Brief: Restate the full set of records exactly, word for word.
## START Source records
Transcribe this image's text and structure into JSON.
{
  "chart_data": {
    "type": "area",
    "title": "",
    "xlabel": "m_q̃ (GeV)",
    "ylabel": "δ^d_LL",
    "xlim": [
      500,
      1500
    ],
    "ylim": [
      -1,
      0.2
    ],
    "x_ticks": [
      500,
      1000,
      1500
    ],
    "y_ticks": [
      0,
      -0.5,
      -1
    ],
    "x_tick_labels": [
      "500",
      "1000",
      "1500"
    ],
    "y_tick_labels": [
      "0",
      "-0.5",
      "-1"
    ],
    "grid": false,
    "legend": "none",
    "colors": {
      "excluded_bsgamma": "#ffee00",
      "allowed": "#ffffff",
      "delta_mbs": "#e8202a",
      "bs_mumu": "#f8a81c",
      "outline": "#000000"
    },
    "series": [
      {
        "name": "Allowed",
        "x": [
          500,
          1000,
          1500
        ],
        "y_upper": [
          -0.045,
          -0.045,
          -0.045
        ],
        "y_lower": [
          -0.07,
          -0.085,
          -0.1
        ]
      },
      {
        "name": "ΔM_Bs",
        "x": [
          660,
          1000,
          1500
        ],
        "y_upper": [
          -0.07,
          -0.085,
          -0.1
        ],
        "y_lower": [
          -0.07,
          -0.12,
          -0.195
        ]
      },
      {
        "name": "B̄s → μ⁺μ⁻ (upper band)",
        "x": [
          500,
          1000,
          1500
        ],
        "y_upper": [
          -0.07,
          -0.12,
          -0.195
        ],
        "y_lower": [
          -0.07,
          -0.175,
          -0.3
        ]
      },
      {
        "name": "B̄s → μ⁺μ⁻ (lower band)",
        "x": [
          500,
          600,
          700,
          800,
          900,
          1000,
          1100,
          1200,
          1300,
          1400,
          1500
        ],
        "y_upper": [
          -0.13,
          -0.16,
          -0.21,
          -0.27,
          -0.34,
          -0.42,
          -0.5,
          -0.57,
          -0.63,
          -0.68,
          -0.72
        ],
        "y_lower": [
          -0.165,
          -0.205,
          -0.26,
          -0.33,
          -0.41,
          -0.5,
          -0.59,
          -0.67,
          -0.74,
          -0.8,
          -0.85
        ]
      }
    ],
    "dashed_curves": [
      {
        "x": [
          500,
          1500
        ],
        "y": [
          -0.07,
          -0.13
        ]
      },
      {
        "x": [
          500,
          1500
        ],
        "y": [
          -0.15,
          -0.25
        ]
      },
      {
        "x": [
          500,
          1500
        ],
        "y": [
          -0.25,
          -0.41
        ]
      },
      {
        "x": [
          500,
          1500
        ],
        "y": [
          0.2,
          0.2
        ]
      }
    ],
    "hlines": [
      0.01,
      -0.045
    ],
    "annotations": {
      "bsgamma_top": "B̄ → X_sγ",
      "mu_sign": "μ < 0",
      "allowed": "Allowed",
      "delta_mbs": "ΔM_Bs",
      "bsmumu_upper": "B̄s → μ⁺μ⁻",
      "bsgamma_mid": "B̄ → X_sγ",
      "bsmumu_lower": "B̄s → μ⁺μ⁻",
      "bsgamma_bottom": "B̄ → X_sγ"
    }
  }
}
## END Source records
Exercise solution:
Transcribe this image's text and structure into JSON.
{
  "chart_data": {
    "type": "area",
    "title": "",
    "xlabel": "m_q̃ (GeV)",
    "ylabel": "δ^d_LL",
    "xlim": [
      500,
      1500
    ],
    "ylim": [
      -1,
      0.2
    ],
    "x_ticks": [
      500,
      1000,
      1500
    ],
    "y_ticks": [
      0,
      -0.5,
      -1
    ],
    "x_tick_labels": [
      "500",
      "1000",
      "1500"
    ],
    "y_tick_labels": [
      "0",
      "-0.5",
      "-1"
    ],
    "grid": false,
    "legend": "none",
    "colors": {
      "excluded_bsgamma": "#ffee00",
      "allowed": "#ffffff",
      "delta_mbs": "#e8202a",
      "bs_mumu": "#f8a81c",
      "outline": "#000000"
    },
    "series": [
      {
        "name": "Allowed",
        "x": [
          500,
          1000,
          1500
        ],
        "y_upper": [
          -0.045,
          -0.045,
          -0.045
        ],
        "y_lower": [
          -0.07,
          -0.085,
          -0.1
        ]
      },
      {
        "name": "ΔM_Bs",
        "x": [
          660,
          1000,
          1500
        ],
        "y_upper": [
          -0.07,
          -0.085,
          -0.1
        ],
        "y_lower": [
          -0.07,
          -0.12,
          -0.195
        ]
      },
      {
        "name": "B̄s → μ⁺μ⁻ (upper band)",
        "x": [
          500,
          1000,
          1500
        ],
        "y_upper": [
          -0.07,
          -0.12,
          -0.195
        ],
        "y_lower": [
          -0.07,
          -0.175,
          -0.3
        ]
      },
      {
        "name": "B̄s → μ⁺μ⁻ (lower band)",
        "x": [
          500,
          600,
          700,
          800,
          900,
          1000,
          1100,
          1200,
          1300,
          1400,
          1500
        ],
        "y_upper": [
          -0.13,
          -0.16,
          -0.21,
          -0.27,
          -0.34,
          -0.42,
          -0.5,
          -0.57,
          -0.63,
          -0.68,
          -0.72
        ],
        "y_lower": [
          -0.165,
          -0.205,
          -0.26,
          -0.33,
          -0.41,
          -0.5,
          -0.59,
          -0.67,
          -0.74,
          -0.8,
          -0.85
        ]
      }
    ],
    "dashed_curves": [
      {
        "x": [
          500,
          1500
        ],
        "y": [
          -0.07,
          -0.13
        ]
      },
      {
        "x": [
          500,
          1500
        ],
        "y": [
          -0.15,
          -0.25
        ]
      },
      {
        "x": [
          500,
          1500
        ],
        "y": [
          -0.25,
          -0.41
        ]
      },
      {
        "x": [
          500,
          1500
        ],
        "y": [
          0.2,
          0.2
        ]
      }
    ],
    "hlines": [
      0.01,
      -0.045
    ],
    "annotations": {
      "bsgamma_top": "B̄ → X_sγ",
      "mu_sign": "μ < 0",
      "allowed": "Allowed",
      "delta_mbs": "ΔM_Bs",
      "bsmumu_upper": "B̄s → μ⁺μ⁻",
      "bsgamma_mid": "B̄ → X_sγ",
      "bsmumu_lower": "B̄s → μ⁺μ⁻",
      "bsgamma_bottom": "B̄ → X_sγ"
    }
  }
}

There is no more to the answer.